Input rows:
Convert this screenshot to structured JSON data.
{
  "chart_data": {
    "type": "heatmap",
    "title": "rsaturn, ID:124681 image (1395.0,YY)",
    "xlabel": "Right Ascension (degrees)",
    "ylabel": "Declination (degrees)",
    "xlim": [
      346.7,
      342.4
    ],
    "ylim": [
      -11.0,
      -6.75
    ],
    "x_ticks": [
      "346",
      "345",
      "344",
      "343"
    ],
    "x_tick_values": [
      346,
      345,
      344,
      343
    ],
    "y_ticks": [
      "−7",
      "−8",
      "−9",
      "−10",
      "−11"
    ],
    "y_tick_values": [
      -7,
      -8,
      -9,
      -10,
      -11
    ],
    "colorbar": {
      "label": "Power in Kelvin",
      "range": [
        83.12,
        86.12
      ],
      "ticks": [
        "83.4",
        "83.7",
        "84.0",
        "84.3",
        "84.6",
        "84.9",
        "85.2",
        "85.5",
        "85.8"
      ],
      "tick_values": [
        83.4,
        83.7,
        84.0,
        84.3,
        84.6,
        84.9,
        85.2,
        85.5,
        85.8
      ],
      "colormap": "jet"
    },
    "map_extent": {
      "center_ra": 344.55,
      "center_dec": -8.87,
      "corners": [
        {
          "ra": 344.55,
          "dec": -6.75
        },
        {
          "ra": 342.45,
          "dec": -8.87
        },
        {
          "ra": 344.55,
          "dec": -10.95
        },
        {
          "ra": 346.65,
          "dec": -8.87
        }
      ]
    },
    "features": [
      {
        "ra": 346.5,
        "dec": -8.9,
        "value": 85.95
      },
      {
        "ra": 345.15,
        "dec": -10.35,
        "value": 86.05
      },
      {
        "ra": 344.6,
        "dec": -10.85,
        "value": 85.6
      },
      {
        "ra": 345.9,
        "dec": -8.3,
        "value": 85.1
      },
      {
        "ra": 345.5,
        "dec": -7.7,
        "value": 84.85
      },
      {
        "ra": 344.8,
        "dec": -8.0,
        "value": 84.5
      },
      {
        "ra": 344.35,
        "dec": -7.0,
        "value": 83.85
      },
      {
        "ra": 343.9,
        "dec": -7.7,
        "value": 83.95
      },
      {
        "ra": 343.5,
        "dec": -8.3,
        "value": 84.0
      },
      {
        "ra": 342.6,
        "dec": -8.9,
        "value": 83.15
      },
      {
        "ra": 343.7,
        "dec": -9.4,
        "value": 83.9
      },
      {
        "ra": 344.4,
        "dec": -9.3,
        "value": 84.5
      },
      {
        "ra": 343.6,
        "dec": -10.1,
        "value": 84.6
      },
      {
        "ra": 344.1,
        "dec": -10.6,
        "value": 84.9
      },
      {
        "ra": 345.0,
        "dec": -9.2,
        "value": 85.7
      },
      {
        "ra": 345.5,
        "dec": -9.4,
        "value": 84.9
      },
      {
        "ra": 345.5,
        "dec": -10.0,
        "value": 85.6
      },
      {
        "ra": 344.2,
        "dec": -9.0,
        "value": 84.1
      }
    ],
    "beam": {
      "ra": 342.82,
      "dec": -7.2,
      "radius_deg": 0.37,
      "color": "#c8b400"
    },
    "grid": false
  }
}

Aim of the exercise: Extract each line holding the word "degrees" from the records.

Result of this exercise:
    "xlabel": "Right Ascension (degrees)",
    "ylabel": "Declination (degrees)",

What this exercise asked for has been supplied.